Problem description
In the entries below, find every line with "style" and copy it.

________________________

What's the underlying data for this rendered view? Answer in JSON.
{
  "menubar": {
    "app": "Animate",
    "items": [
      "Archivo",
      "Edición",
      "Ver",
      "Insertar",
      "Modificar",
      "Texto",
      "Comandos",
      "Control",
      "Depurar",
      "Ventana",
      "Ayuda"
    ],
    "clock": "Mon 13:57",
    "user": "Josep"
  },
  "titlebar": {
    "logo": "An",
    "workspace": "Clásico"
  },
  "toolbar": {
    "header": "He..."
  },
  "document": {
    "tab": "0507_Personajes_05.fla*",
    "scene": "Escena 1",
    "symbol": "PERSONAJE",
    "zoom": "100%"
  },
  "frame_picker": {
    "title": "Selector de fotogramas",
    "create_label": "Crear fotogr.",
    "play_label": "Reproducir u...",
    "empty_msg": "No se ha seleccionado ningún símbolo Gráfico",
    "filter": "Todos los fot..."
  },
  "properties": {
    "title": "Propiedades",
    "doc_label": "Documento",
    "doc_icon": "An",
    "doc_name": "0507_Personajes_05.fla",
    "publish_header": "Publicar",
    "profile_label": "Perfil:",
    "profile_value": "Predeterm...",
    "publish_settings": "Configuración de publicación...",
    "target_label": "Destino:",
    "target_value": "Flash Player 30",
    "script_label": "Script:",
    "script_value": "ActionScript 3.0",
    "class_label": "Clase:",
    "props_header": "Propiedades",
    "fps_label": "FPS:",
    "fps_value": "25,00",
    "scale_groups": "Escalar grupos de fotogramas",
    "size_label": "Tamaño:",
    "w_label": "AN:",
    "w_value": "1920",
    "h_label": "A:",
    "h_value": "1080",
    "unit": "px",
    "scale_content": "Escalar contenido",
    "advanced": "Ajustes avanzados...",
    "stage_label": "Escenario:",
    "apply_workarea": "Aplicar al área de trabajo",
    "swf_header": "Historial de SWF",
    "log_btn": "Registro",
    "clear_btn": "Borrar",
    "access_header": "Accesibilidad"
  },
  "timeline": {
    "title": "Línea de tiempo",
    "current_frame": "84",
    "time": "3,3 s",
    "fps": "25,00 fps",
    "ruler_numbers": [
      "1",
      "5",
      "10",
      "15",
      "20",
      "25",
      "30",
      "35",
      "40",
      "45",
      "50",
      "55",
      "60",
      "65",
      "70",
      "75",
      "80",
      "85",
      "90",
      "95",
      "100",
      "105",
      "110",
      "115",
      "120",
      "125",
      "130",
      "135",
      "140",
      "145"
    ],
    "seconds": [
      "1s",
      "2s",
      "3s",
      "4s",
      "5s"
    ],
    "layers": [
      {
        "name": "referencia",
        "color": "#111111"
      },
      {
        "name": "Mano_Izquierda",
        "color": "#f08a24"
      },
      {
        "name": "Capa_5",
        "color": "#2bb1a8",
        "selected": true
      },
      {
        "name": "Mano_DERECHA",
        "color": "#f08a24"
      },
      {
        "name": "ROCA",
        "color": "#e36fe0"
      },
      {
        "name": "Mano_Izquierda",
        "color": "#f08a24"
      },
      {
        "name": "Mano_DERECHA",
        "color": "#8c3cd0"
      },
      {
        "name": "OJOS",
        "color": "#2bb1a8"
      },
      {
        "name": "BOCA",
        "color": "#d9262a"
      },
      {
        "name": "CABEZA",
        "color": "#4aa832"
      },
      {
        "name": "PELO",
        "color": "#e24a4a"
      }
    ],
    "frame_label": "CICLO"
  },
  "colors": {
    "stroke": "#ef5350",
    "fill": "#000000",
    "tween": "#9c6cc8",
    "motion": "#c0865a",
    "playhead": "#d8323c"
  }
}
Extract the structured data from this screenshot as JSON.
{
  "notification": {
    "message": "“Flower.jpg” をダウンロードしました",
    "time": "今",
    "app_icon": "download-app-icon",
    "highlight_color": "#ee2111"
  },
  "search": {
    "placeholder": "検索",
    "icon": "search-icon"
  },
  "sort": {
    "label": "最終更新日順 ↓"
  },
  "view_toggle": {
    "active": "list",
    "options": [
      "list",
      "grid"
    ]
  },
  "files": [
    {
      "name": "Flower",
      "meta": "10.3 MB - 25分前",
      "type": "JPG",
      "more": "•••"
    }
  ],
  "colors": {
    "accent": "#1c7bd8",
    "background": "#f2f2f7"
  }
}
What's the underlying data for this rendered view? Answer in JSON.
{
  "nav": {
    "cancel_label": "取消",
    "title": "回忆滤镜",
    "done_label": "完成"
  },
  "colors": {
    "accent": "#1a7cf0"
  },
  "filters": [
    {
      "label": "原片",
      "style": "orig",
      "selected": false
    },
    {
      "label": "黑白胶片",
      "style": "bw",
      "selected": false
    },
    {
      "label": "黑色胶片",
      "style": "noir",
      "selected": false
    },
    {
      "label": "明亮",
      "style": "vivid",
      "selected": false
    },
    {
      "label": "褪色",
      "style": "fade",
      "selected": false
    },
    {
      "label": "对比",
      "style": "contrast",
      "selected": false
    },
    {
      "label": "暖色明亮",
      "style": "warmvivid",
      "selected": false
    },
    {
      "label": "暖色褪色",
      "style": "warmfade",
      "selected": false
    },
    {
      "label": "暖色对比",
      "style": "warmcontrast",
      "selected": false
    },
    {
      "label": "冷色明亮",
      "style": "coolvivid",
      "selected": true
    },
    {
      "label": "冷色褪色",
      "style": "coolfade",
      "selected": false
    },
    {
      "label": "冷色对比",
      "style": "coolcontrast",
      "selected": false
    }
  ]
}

________________________

Answer for the task
      "style": "orig",
      "style": "bw",
      "style": "noir",
      "style": "vivid",
      "style": "fade",
      "style": "contrast",
      "style": "warmvivid",
      "style": "warmfade",
      "style": "warmcontrast",
      "style": "coolvivid",
      "style": "coolfade",
      "style": "coolcontrast",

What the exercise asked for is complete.